■ EXTRACTED INFORMATION
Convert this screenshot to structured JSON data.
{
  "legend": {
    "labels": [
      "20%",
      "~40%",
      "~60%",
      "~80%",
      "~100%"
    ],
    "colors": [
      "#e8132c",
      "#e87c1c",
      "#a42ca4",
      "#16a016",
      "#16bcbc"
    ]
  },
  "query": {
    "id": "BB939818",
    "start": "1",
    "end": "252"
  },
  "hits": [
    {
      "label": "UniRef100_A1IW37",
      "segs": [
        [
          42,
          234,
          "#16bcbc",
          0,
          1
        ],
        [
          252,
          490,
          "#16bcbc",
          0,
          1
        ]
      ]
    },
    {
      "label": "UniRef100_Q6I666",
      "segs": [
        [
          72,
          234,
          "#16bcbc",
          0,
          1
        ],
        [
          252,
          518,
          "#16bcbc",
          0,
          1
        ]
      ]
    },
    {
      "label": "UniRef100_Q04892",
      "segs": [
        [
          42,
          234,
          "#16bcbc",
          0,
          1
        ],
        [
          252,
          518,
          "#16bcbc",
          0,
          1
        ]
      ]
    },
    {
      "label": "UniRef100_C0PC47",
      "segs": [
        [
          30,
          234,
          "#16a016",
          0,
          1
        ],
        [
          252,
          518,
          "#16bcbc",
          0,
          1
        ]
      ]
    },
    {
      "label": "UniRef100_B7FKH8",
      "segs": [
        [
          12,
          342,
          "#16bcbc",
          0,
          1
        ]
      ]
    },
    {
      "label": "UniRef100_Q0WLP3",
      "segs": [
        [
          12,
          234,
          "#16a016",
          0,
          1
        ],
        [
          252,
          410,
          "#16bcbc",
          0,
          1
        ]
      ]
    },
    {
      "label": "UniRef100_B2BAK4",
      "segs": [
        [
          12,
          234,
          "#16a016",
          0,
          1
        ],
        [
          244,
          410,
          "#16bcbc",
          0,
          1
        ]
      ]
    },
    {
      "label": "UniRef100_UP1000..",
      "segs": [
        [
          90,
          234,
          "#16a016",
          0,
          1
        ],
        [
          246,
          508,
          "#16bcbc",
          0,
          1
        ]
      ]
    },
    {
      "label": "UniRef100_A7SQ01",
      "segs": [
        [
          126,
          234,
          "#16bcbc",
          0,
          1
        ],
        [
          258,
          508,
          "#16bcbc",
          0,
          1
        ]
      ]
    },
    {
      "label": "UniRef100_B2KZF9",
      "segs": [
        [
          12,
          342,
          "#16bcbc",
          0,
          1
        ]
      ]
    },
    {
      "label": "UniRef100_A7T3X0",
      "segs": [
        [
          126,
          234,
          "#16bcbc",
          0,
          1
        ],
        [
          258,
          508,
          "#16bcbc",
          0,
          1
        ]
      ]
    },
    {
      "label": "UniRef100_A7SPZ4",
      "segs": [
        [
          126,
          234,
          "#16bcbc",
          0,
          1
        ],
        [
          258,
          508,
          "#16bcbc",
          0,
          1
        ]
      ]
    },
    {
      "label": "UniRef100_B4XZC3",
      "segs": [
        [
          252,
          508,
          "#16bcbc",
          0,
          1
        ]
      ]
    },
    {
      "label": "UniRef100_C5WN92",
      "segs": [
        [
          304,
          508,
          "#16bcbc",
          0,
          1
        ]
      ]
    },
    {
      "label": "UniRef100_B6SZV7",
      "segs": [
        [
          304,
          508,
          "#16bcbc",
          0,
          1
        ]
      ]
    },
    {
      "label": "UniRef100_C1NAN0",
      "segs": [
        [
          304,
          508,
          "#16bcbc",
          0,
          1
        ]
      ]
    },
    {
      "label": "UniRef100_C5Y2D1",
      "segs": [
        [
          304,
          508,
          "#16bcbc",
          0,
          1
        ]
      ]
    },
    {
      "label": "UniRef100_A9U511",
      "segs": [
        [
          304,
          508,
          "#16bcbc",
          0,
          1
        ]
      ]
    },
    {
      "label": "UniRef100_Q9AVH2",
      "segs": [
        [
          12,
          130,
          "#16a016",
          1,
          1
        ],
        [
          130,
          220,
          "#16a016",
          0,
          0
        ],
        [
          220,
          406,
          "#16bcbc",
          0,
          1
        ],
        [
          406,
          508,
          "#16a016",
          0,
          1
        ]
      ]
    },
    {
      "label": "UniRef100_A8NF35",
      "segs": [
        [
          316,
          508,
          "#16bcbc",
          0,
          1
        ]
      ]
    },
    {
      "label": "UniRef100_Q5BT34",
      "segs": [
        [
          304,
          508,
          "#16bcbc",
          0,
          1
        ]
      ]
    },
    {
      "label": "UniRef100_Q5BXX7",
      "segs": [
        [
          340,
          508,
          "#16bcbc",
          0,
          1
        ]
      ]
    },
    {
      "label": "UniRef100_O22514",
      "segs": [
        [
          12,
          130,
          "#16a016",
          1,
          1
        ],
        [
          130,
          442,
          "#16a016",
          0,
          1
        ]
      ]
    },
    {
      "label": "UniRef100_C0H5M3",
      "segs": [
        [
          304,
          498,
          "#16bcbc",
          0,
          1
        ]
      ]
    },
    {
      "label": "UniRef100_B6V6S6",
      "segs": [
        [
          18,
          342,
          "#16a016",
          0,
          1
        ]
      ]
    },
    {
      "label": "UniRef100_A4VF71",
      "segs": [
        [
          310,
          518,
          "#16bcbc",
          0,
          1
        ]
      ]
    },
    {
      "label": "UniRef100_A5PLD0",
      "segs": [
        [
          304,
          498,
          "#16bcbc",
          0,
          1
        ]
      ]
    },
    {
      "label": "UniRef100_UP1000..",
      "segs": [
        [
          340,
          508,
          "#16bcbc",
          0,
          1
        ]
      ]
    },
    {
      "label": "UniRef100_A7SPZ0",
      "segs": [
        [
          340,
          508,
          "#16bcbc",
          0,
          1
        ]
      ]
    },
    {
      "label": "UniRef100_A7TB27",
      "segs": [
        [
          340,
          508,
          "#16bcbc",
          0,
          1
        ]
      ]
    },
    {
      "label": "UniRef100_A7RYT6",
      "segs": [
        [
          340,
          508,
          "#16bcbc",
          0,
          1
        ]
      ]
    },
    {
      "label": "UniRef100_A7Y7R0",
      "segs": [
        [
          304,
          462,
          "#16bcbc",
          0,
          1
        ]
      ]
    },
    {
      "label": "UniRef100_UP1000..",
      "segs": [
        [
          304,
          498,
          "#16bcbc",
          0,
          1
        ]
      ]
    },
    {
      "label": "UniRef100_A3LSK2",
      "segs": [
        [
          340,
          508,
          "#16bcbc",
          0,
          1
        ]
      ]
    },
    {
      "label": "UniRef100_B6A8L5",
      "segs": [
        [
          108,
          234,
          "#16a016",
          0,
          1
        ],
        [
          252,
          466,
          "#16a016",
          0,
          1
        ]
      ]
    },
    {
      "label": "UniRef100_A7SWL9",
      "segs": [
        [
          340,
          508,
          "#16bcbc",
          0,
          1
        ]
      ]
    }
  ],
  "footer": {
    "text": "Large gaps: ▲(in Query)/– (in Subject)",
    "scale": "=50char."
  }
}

■ WHAT YOU WILL DO
Above are the records; retype every one exactly.

■ RESPONSE
Convert this screenshot to structured JSON data.
{
  "legend": {
    "labels": [
      "20%",
      "~40%",
      "~60%",
      "~80%",
      "~100%"
    ],
    "colors": [
      "#e8132c",
      "#e87c1c",
      "#a42ca4",
      "#16a016",
      "#16bcbc"
    ]
  },
  "query": {
    "id": "BB939818",
    "start": "1",
    "end": "252"
  },
  "hits": [
    {
      "label": "UniRef100_A1IW37",
      "segs": [
        [
          42,
          234,
          "#16bcbc",
          0,
          1
        ],
        [
          252,
          490,
          "#16bcbc",
          0,
          1
        ]
      ]
    },
    {
      "label": "UniRef100_Q6I666",
      "segs": [
        [
          72,
          234,
          "#16bcbc",
          0,
          1
        ],
        [
          252,
          518,
          "#16bcbc",
          0,
          1
        ]
      ]
    },
    {
      "label": "UniRef100_Q04892",
      "segs": [
        [
          42,
          234,
          "#16bcbc",
          0,
          1
        ],
        [
          252,
          518,
          "#16bcbc",
          0,
          1
        ]
      ]
    },
    {
      "label": "UniRef100_C0PC47",
      "segs": [
        [
          30,
          234,
          "#16a016",
          0,
          1
        ],
        [
          252,
          518,
          "#16bcbc",
          0,
          1
        ]
      ]
    },
    {
      "label": "UniRef100_B7FKH8",
      "segs": [
        [
          12,
          342,
          "#16bcbc",
          0,
          1
        ]
      ]
    },
    {
      "label": "UniRef100_Q0WLP3",
      "segs": [
        [
          12,
          234,
          "#16a016",
          0,
          1
        ],
        [
          252,
          410,
          "#16bcbc",
          0,
          1
        ]
      ]
    },
    {
      "label": "UniRef100_B2BAK4",
      "segs": [
        [
          12,
          234,
          "#16a016",
          0,
          1
        ],
        [
          244,
          410,
          "#16bcbc",
          0,
          1
        ]
      ]
    },
    {
      "label": "UniRef100_UP1000..",
      "segs": [
        [
          90,
          234,
          "#16a016",
          0,
          1
        ],
        [
          246,
          508,
          "#16bcbc",
          0,
          1
        ]
      ]
    },
    {
      "label": "UniRef100_A7SQ01",
      "segs": [
        [
          126,
          234,
          "#16bcbc",
          0,
          1
        ],
        [
          258,
          508,
          "#16bcbc",
          0,
          1
        ]
      ]
    },
    {
      "label": "UniRef100_B2KZF9",
      "segs": [
        [
          12,
          342,
          "#16bcbc",
          0,
          1
        ]
      ]
    },
    {
      "label": "UniRef100_A7T3X0",
      "segs": [
        [
          126,
          234,
          "#16bcbc",
          0,
          1
        ],
        [
          258,
          508,
          "#16bcbc",
          0,
          1
        ]
      ]
    },
    {
      "label": "UniRef100_A7SPZ4",
      "segs": [
        [
          126,
          234,
          "#16bcbc",
          0,
          1
        ],
        [
          258,
          508,
          "#16bcbc",
          0,
          1
        ]
      ]
    },
    {
      "label": "UniRef100_B4XZC3",
      "segs": [
        [
          252,
          508,
          "#16bcbc",
          0,
          1
        ]
      ]
    },
    {
      "label": "UniRef100_C5WN92",
      "segs": [
        [
          304,
          508,
          "#16bcbc",
          0,
          1
        ]
      ]
    },
    {
      "label": "UniRef100_B6SZV7",
      "segs": [
        [
          304,
          508,
          "#16bcbc",
          0,
          1
        ]
      ]
    },
    {
      "label": "UniRef100_C1NAN0",
      "segs": [
        [
          304,
          508,
          "#16bcbc",
          0,
          1
        ]
      ]
    },
    {
      "label": "UniRef100_C5Y2D1",
      "segs": [
        [
          304,
          508,
          "#16bcbc",
          0,
          1
        ]
      ]
    },
    {
      "label": "UniRef100_A9U511",
      "segs": [
        [
          304,
          508,
          "#16bcbc",
          0,
          1
        ]
      ]
    },
    {
      "label": "UniRef100_Q9AVH2",
      "segs": [
        [
          12,
          130,
          "#16a016",
          1,
          1
        ],
        [
          130,
          220,
          "#16a016",
          0,
          0
        ],
        [
          220,
          406,
          "#16bcbc",
          0,
          1
        ],
        [
          406,
          508,
          "#16a016",
          0,
          1
        ]
      ]
    },
    {
      "label": "UniRef100_A8NF35",
      "segs": [
        [
          316,
          508,
          "#16bcbc",
          0,
          1
        ]
      ]
    },
    {
      "label": "UniRef100_Q5BT34",
      "segs": [
        [
          304,
          508,
          "#16bcbc",
          0,
          1
        ]
      ]
    },
    {
      "label": "UniRef100_Q5BXX7",
      "segs": [
        [
          340,
          508,
          "#16bcbc",
          0,
          1
        ]
      ]
    },
    {
      "label": "UniRef100_O22514",
      "segs": [
        [
          12,
          130,
          "#16a016",
          1,
          1
        ],
        [
          130,
          442,
          "#16a016",
          0,
          1
        ]
      ]
    },
    {
      "label": "UniRef100_C0H5M3",
      "segs": [
        [
          304,
          498,
          "#16bcbc",
          0,
          1
        ]
      ]
    },
    {
      "label": "UniRef100_B6V6S6",
      "segs": [
        [
          18,
          342,
          "#16a016",
          0,
          1
        ]
      ]
    },
    {
      "label": "UniRef100_A4VF71",
      "segs": [
        [
          310,
          518,
          "#16bcbc",
          0,
          1
        ]
      ]
    },
    {
      "label": "UniRef100_A5PLD0",
      "segs": [
        [
          304,
          498,
          "#16bcbc",
          0,
          1
        ]
      ]
    },
    {
      "label": "UniRef100_UP1000..",
      "segs": [
        [
          340,
          508,
          "#16bcbc",
          0,
          1
        ]
      ]
    },
    {
      "label": "UniRef100_A7SPZ0",
      "segs": [
        [
          340,
          508,
          "#16bcbc",
          0,
          1
        ]
      ]
    },
    {
      "label": "UniRef100_A7TB27",
      "segs": [
        [
          340,
          508,
          "#16bcbc",
          0,
          1
        ]
      ]
    },
    {
      "label": "UniRef100_A7RYT6",
      "segs": [
        [
          340,
          508,
          "#16bcbc",
          0,
          1
        ]
      ]
    },
    {
      "label": "UniRef100_A7Y7R0",
      "segs": [
        [
          304,
          462,
          "#16bcbc",
          0,
          1
        ]
      ]
    },
    {
      "label": "UniRef100_UP1000..",
      "segs": [
        [
          304,
          498,
          "#16bcbc",
          0,
          1
        ]
      ]
    },
    {
      "label": "UniRef100_A3LSK2",
      "segs": [
        [
          340,
          508,
          "#16bcbc",
          0,
          1
        ]
      ]
    },
    {
      "label": "UniRef100_B6A8L5",
      "segs": [
        [
          108,
          234,
          "#16a016",
          0,
          1
        ],
        [
          252,
          466,
          "#16a016",
          0,
          1
        ]
      ]
    },
    {
      "label": "UniRef100_A7SWL9",
      "segs": [
        [
          340,
          508,
          "#16bcbc",
          0,
          1
        ]
      ]
    }
  ],
  "footer": {
    "text": "Large gaps: ▲(in Query)/– (in Subject)",
    "scale": "=50char."
  }
}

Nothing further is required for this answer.